----- PROVIDED INFORMATION
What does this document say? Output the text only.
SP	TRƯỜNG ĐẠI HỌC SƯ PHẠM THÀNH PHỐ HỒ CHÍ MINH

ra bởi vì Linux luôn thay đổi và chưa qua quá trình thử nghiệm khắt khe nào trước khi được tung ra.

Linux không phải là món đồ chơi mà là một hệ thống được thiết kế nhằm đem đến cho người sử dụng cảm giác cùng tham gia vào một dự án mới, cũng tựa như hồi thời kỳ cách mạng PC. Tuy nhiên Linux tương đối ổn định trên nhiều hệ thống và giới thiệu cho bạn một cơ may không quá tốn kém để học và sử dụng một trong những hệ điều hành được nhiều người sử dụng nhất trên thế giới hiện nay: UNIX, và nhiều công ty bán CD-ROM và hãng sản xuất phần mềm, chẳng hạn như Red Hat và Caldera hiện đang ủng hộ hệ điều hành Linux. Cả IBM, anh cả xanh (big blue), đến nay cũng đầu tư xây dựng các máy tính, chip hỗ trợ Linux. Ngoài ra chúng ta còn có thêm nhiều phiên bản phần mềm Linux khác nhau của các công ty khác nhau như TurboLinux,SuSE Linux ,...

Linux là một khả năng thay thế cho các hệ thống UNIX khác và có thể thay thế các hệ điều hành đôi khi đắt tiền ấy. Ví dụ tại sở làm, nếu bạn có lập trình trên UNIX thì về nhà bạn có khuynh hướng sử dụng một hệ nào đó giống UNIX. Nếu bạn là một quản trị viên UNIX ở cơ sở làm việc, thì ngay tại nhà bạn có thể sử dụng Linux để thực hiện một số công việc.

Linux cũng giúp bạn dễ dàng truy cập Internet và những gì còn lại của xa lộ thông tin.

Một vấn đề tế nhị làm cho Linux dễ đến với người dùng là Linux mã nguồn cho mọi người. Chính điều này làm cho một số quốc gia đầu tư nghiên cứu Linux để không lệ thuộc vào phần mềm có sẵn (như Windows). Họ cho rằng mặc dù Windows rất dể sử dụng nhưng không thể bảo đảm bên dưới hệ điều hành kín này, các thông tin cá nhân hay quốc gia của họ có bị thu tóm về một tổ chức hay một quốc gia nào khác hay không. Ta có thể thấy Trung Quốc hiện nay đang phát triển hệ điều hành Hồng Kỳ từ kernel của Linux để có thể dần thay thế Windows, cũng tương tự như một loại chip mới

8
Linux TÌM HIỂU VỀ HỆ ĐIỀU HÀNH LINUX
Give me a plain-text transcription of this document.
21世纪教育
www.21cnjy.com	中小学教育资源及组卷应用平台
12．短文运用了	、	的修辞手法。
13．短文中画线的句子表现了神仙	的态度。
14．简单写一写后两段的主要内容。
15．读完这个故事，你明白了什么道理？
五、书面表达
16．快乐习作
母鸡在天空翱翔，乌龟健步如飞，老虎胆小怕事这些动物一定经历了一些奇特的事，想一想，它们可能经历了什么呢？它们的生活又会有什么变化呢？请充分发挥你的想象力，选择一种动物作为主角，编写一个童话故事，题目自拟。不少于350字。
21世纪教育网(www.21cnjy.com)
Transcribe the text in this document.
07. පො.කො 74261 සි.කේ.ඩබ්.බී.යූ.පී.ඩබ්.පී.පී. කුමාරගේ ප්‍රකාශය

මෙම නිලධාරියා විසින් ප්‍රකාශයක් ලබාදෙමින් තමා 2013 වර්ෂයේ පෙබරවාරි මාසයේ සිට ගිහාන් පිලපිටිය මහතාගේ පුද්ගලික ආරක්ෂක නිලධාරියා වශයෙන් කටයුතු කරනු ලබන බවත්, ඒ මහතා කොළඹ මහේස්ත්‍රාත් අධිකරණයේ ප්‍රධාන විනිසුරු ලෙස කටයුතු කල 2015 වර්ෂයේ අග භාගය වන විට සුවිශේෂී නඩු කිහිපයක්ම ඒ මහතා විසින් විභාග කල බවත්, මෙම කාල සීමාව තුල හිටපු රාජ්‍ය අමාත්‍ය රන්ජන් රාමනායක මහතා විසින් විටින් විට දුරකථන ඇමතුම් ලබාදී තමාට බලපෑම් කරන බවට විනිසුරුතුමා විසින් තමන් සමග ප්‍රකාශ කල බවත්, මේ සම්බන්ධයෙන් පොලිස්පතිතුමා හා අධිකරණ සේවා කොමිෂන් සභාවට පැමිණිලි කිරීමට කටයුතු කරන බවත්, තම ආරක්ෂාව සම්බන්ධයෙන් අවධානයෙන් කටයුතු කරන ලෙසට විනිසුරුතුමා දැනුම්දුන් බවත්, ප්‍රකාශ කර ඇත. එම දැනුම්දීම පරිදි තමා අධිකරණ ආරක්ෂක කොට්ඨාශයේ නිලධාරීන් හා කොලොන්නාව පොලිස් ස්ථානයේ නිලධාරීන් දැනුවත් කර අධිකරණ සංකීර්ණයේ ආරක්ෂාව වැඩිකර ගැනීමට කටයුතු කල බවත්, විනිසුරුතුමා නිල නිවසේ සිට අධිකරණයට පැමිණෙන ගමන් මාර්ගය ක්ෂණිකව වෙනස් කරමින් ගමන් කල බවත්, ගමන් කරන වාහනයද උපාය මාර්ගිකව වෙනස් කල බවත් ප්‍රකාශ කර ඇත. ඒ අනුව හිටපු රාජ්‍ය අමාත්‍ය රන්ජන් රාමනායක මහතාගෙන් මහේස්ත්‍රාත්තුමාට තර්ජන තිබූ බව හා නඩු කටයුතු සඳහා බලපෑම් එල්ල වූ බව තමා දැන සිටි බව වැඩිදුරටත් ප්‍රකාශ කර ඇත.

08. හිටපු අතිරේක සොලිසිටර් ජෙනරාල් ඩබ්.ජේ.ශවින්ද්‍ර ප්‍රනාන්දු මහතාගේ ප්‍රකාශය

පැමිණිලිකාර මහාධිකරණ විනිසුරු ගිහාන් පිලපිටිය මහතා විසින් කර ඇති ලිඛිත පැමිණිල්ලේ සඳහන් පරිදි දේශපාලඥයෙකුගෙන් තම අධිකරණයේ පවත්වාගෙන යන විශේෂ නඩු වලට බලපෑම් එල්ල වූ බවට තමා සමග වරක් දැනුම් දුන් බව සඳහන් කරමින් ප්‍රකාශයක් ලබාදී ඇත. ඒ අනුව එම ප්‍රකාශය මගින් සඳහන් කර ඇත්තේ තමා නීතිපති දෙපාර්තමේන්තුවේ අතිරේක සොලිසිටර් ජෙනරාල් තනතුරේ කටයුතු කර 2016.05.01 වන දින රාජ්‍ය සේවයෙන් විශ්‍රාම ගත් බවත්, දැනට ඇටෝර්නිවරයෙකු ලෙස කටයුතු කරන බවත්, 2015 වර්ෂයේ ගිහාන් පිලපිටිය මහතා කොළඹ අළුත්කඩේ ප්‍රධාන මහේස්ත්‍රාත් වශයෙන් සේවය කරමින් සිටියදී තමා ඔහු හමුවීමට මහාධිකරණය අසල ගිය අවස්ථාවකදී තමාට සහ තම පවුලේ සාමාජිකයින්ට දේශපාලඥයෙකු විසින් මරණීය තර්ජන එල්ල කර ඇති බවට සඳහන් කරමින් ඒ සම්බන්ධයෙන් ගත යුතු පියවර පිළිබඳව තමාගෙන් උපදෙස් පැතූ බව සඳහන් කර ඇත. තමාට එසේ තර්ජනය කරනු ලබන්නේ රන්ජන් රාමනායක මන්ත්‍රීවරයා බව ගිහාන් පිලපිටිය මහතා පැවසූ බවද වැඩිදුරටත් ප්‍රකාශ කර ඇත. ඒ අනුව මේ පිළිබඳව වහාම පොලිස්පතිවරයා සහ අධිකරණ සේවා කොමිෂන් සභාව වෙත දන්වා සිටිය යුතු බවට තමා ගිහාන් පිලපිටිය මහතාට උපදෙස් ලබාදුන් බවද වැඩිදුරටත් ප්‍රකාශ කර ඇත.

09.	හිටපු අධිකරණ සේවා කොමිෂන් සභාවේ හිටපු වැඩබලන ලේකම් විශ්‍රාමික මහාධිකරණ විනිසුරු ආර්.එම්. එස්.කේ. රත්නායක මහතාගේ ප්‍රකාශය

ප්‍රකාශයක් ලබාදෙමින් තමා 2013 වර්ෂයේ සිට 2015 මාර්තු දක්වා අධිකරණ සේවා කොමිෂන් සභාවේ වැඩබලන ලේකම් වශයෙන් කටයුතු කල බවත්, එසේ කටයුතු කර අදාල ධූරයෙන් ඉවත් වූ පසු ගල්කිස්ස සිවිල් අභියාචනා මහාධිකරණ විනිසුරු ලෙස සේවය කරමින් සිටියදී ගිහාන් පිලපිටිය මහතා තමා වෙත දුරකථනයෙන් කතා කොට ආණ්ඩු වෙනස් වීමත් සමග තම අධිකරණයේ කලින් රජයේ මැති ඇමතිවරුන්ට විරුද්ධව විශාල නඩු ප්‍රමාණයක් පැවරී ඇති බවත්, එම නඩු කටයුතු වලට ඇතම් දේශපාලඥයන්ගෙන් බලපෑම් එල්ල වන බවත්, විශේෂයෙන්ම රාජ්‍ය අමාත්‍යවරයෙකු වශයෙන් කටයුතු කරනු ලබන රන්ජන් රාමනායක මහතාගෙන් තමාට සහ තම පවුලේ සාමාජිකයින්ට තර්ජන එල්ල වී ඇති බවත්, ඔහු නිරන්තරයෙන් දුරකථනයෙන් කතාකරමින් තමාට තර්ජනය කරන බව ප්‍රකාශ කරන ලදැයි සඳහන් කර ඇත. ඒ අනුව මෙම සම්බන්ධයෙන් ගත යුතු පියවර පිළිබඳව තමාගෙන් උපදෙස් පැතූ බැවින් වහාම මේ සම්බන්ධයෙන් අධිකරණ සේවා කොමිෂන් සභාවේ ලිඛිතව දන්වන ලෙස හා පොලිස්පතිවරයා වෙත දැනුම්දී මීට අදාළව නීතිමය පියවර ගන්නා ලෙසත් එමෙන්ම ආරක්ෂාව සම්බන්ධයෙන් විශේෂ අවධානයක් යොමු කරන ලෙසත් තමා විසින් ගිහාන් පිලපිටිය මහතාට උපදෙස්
----------
-- EXERCISE DESCRIPTION --
Pick out the lines that include the word "khác" and write them out.

-- FULL RESPONSE --
Linux không phải là món đồ chơi mà là một hệ thống được thiết kế nhằm đem đến cho người sử dụng cảm giác cùng tham gia vào một dự án mới, cũng tựa như hồi thời kỳ cách mạng PC. Tuy nhiên Linux tương đối ổn định trên nhiều hệ thống và giới thiệu cho bạn một cơ may không quá tốn kém để học và sử dụng một trong những hệ điều hành được nhiều người sử dụng nhất trên thế giới hiện nay: UNIX, và nhiều công ty bán CD-ROM và hãng sản xuất phần mềm, chẳng hạn như Red Hat và Caldera hiện đang ủng hộ hệ điều hành Linux. Cả IBM, anh cả xanh (big blue), đến nay cũng đầu tư xây dựng các máy tính, chip hỗ trợ Linux. Ngoài ra chúng ta còn có thêm nhiều phiên bản phần mềm Linux khác nhau của các công ty khác nhau như TurboLinux,SuSE Linux ,...
Linux là một khả năng thay thế cho các hệ thống UNIX khác và có thể thay thế các hệ điều hành đôi khi đắt tiền ấy. Ví dụ tại sở làm, nếu bạn có lập trình trên UNIX thì về nhà bạn có khuynh hướng sử dụng một hệ nào đó giống UNIX. Nếu bạn là một quản trị viên UNIX ở cơ sở làm việc, thì ngay tại nhà bạn có thể sử dụng Linux để thực hiện một số công việc.
Một vấn đề tế nhị làm cho Linux dễ đến với người dùng là Linux mã nguồn cho mọi người. Chính điều này làm cho một số quốc gia đầu tư nghiên cứu Linux để không lệ thuộc vào phần mềm có sẵn (như Windows). Họ cho rằng mặc dù Windows rất dể sử dụng nhưng không thể bảo đảm bên dưới hệ điều hành kín này, các thông tin cá nhân hay quốc gia của họ có bị thu tóm về một tổ chức hay một quốc gia nào khác hay không. Ta có thể thấy Trung Quốc hiện nay đang phát triển hệ điều hành Hồng Kỳ từ kernel của Linux để có thể dần thay thế Windows, cũng tương tự như một loại chip mới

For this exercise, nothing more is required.